» **The problem**
Gather all lines with "Windows" from the records.
Records to process: Begin
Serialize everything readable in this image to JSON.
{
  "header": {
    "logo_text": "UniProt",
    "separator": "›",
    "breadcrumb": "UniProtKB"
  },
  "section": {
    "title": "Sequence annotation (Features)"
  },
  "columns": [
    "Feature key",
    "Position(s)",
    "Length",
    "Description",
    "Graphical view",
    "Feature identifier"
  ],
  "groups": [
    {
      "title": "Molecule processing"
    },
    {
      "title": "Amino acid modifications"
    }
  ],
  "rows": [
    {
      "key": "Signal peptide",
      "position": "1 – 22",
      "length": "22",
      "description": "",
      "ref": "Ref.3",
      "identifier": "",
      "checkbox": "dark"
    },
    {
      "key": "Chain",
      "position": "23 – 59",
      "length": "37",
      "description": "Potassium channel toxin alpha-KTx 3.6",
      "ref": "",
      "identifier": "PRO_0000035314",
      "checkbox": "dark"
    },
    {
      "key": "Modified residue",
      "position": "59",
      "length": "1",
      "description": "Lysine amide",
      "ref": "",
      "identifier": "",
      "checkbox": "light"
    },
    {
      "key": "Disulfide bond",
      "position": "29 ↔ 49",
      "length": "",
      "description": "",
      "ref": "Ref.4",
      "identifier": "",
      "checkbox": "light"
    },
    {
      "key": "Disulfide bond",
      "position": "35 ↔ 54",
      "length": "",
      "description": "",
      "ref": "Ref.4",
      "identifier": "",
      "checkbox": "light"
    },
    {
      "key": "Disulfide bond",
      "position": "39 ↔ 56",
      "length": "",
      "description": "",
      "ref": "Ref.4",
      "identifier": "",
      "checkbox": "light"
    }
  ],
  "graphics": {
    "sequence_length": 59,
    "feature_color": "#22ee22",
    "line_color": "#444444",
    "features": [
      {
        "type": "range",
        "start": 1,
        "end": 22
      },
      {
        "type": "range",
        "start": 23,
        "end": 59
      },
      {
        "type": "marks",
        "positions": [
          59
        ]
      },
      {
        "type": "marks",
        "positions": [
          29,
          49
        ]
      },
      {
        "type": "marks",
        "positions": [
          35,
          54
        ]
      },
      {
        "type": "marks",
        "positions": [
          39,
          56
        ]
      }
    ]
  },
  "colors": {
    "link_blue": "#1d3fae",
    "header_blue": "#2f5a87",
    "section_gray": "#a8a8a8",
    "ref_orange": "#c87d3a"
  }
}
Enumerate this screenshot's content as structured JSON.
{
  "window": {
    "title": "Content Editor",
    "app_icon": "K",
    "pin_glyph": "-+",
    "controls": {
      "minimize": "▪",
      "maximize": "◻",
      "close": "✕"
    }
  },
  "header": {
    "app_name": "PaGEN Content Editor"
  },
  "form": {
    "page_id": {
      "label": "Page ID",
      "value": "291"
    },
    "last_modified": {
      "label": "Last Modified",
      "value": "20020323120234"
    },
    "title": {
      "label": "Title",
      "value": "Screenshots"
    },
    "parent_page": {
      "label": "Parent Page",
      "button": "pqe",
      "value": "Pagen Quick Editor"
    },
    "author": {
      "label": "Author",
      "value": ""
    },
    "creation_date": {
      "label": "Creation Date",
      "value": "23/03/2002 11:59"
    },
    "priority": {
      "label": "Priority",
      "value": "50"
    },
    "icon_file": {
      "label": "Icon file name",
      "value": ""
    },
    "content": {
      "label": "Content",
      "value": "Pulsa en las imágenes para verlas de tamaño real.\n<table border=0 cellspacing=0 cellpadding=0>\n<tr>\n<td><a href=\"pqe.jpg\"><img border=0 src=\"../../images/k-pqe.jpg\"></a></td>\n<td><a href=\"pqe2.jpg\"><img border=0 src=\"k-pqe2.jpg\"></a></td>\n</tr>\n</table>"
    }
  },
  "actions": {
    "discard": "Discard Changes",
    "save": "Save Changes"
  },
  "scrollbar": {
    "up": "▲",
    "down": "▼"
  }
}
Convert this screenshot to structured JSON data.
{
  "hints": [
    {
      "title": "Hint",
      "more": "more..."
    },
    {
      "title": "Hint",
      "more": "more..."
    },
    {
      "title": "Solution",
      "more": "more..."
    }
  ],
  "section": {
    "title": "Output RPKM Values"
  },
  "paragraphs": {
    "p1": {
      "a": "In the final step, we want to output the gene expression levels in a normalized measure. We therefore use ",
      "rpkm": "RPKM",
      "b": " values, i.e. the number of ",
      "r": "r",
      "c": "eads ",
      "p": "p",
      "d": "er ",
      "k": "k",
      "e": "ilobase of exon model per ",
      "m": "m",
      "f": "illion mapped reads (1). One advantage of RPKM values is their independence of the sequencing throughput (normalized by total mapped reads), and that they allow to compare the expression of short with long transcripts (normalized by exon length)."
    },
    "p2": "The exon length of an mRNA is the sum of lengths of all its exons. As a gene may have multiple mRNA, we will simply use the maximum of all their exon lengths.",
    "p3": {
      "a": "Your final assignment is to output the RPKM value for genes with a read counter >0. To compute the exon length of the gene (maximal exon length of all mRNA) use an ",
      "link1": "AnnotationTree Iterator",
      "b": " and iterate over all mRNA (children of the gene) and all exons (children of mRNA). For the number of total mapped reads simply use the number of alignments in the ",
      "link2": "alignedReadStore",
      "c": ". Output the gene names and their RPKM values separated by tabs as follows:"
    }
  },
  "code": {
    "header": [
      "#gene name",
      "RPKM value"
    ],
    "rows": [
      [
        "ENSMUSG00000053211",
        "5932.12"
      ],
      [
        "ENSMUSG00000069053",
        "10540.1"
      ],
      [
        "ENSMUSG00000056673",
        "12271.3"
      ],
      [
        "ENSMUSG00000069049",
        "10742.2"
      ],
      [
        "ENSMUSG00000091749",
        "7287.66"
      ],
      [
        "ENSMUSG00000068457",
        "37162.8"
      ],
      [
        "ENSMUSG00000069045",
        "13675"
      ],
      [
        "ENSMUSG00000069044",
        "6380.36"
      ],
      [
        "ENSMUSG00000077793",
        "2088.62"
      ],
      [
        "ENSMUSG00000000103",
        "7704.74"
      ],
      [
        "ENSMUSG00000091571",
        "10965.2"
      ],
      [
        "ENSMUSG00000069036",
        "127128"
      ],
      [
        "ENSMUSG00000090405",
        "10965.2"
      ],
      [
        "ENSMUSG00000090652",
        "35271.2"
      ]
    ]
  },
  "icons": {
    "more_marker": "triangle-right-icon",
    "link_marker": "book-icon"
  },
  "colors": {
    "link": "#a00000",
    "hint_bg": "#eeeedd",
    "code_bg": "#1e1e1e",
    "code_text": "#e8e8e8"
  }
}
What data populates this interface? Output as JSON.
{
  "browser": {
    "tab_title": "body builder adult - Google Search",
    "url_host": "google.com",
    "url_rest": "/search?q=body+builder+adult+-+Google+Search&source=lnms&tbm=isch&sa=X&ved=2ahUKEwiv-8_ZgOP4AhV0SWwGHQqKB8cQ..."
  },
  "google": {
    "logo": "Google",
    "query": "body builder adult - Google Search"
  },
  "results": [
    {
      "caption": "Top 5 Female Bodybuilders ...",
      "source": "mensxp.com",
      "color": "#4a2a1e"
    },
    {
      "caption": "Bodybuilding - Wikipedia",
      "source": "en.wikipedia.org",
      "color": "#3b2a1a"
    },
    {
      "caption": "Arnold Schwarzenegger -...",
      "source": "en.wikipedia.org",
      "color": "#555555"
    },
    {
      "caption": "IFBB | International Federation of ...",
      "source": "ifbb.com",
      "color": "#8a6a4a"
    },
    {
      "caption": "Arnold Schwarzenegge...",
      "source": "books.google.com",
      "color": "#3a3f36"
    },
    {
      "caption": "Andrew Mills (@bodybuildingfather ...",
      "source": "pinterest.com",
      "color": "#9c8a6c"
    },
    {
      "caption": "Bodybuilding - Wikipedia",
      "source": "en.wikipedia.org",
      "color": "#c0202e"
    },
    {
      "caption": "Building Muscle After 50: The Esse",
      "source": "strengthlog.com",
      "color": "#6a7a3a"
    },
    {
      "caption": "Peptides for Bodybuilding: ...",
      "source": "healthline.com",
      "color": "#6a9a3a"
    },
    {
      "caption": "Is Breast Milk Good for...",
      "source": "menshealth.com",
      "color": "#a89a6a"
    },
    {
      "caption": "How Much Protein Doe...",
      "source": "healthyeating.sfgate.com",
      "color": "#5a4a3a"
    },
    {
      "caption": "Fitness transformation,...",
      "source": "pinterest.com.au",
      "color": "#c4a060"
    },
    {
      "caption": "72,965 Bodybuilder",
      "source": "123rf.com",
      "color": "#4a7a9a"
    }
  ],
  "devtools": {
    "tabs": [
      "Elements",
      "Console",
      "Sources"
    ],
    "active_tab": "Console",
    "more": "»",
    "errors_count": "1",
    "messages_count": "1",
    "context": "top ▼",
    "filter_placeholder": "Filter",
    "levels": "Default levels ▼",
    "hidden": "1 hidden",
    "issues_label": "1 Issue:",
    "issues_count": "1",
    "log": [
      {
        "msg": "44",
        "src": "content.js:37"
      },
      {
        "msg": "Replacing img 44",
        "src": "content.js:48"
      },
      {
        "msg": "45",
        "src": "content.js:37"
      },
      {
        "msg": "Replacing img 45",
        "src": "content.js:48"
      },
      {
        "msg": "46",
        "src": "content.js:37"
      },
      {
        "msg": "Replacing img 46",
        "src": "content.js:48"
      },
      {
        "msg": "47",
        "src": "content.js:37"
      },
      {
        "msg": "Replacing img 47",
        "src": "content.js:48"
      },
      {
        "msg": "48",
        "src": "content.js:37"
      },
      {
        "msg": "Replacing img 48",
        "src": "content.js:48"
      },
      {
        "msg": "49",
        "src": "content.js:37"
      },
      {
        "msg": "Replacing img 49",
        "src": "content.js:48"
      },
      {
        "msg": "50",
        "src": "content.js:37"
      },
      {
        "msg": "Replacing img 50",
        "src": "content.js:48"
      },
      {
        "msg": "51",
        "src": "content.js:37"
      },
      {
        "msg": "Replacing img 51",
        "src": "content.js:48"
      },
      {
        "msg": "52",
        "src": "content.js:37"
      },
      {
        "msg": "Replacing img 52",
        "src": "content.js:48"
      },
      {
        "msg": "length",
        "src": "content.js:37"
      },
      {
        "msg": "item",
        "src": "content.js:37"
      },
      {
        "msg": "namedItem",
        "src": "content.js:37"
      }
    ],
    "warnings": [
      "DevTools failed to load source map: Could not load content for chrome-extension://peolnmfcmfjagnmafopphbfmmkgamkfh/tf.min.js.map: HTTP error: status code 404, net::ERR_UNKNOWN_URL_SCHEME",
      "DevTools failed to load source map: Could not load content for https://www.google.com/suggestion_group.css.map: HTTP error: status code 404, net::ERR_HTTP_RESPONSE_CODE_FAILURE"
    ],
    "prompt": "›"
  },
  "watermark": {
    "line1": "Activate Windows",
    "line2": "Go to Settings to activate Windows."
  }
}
Records to process: End
» **Result of the exercise**
    "line1": "Activate Windows",
    "line2": "Go to Settings to activate Windows."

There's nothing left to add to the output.